## Task details
Every line must be returned precisely as it is written.

## Extracted information
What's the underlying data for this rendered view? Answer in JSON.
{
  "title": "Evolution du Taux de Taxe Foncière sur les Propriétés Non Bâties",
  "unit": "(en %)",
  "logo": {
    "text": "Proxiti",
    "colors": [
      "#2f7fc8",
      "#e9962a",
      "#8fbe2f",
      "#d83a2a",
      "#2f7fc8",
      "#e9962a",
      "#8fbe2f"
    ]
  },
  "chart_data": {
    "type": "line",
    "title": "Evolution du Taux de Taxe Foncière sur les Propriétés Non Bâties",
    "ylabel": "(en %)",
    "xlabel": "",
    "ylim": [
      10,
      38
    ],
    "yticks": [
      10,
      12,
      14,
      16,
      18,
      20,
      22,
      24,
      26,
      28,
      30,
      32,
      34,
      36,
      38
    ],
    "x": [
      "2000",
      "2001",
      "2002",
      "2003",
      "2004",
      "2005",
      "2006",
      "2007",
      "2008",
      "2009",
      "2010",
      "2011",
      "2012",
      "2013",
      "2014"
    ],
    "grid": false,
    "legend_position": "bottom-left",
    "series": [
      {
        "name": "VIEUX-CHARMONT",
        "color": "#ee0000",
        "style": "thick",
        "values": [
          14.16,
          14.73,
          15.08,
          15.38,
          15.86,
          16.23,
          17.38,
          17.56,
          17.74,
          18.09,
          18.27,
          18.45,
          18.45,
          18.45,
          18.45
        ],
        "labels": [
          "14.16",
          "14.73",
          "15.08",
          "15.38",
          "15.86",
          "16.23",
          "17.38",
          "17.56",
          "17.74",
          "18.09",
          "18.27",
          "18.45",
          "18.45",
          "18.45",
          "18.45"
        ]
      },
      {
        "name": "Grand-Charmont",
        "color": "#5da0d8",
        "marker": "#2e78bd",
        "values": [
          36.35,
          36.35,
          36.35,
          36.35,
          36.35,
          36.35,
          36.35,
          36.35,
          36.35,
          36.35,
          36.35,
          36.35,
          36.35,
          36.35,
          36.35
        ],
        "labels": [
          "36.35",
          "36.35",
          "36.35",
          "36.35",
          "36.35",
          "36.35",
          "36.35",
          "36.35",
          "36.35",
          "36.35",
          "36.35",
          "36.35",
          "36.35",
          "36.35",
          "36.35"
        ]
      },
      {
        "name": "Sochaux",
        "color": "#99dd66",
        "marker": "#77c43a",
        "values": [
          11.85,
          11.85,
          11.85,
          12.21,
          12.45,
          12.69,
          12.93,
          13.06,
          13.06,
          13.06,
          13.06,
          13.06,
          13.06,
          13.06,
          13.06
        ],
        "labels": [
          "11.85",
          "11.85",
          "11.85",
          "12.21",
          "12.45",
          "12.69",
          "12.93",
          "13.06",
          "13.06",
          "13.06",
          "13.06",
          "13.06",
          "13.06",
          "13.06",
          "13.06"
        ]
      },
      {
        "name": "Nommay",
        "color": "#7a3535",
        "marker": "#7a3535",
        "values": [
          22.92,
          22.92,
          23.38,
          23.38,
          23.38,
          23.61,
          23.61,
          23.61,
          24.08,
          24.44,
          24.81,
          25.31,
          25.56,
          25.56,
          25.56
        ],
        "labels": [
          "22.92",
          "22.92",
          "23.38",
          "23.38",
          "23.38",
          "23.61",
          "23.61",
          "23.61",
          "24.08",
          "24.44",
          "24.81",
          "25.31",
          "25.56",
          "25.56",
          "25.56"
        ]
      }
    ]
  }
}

## Solved exercise
What's the underlying data for this rendered view? Answer in JSON.
{
  "title": "Evolution du Taux de Taxe Foncière sur les Propriétés Non Bâties",
  "unit": "(en %)",
  "logo": {
    "text": "Proxiti",
    "colors": [
      "#2f7fc8",
      "#e9962a",
      "#8fbe2f",
      "#d83a2a",
      "#2f7fc8",
      "#e9962a",
      "#8fbe2f"
    ]
  },
  "chart_data": {
    "type": "line",
    "title": "Evolution du Taux de Taxe Foncière sur les Propriétés Non Bâties",
    "ylabel": "(en %)",
    "xlabel": "",
    "ylim": [
      10,
      38
    ],
    "yticks": [
      10,
      12,
      14,
      16,
      18,
      20,
      22,
      24,
      26,
      28,
      30,
      32,
      34,
      36,
      38
    ],
    "x": [
      "2000",
      "2001",
      "2002",
      "2003",
      "2004",
      "2005",
      "2006",
      "2007",
      "2008",
      "2009",
      "2010",
      "2011",
      "2012",
      "2013",
      "2014"
    ],
    "grid": false,
    "legend_position": "bottom-left",
    "series": [
      {
        "name": "VIEUX-CHARMONT",
        "color": "#ee0000",
        "style": "thick",
        "values": [
          14.16,
          14.73,
          15.08,
          15.38,
          15.86,
          16.23,
          17.38,
          17.56,
          17.74,
          18.09,
          18.27,
          18.45,
          18.45,
          18.45,
          18.45
        ],
        "labels": [
          "14.16",
          "14.73",
          "15.08",
          "15.38",
          "15.86",
          "16.23",
          "17.38",
          "17.56",
          "17.74",
          "18.09",
          "18.27",
          "18.45",
          "18.45",
          "18.45",
          "18.45"
        ]
      },
      {
        "name": "Grand-Charmont",
        "color": "#5da0d8",
        "marker": "#2e78bd",
        "values": [
          36.35,
          36.35,
          36.35,
          36.35,
          36.35,
          36.35,
          36.35,
          36.35,
          36.35,
          36.35,
          36.35,
          36.35,
          36.35,
          36.35,
          36.35
        ],
        "labels": [
          "36.35",
          "36.35",
          "36.35",
          "36.35",
          "36.35",
          "36.35",
          "36.35",
          "36.35",
          "36.35",
          "36.35",
          "36.35",
          "36.35",
          "36.35",
          "36.35",
          "36.35"
        ]
      },
      {
        "name": "Sochaux",
        "color": "#99dd66",
        "marker": "#77c43a",
        "values": [
          11.85,
          11.85,
          11.85,
          12.21,
          12.45,
          12.69,
          12.93,
          13.06,
          13.06,
          13.06,
          13.06,
          13.06,
          13.06,
          13.06,
          13.06
        ],
        "labels": [
          "11.85",
          "11.85",
          "11.85",
          "12.21",
          "12.45",
          "12.69",
          "12.93",
          "13.06",
          "13.06",
          "13.06",
          "13.06",
          "13.06",
          "13.06",
          "13.06",
          "13.06"
        ]
      },
      {
        "name": "Nommay",
        "color": "#7a3535",
        "marker": "#7a3535",
        "values": [
          22.92,
          22.92,
          23.38,
          23.38,
          23.38,
          23.61,
          23.61,
          23.61,
          24.08,
          24.44,
          24.81,
          25.31,
          25.56,
          25.56,
          25.56
        ],
        "labels": [
          "22.92",
          "22.92",
          "23.38",
          "23.38",
          "23.38",
          "23.61",
          "23.61",
          "23.61",
          "24.08",
          "24.44",
          "24.81",
          "25.31",
          "25.56",
          "25.56",
          "25.56"
        ]
      }
    ]
  }
}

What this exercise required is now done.